# WRITTEN TASK
Go through the material below and copy all lines with "color".

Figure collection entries
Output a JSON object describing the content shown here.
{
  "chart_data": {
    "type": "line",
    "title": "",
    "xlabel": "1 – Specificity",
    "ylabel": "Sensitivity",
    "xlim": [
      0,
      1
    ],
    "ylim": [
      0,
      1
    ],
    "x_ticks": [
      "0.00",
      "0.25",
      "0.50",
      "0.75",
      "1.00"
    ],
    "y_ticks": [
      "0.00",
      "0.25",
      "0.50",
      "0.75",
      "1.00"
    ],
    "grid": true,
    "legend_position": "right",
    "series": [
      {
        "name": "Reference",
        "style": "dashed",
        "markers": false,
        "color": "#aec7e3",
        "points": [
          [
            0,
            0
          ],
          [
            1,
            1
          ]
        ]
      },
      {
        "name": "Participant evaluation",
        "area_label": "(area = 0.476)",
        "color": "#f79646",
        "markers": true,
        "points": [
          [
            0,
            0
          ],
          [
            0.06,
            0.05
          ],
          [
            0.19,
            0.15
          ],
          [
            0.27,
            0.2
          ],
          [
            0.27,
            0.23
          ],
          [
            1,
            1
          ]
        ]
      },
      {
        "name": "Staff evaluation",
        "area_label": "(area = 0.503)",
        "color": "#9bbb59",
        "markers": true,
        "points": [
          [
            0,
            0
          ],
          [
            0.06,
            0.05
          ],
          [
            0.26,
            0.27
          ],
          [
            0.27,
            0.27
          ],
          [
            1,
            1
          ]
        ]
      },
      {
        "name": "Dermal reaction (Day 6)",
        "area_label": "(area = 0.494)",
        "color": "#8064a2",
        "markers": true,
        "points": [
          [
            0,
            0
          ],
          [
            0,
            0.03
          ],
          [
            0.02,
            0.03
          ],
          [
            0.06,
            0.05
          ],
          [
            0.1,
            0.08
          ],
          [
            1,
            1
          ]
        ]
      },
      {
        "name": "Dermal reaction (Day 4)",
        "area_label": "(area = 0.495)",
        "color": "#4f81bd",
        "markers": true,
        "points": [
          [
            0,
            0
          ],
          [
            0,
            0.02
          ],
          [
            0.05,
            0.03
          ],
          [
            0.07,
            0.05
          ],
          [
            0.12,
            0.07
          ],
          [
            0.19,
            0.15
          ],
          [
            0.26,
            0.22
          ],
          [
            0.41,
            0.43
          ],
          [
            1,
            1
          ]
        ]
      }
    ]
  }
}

# EXERCISE SOLUTION
        "color": "#aec7e3",
        "color": "#f79646",
        "color": "#9bbb59",
        "color": "#8064a2",
        "color": "#4f81bd",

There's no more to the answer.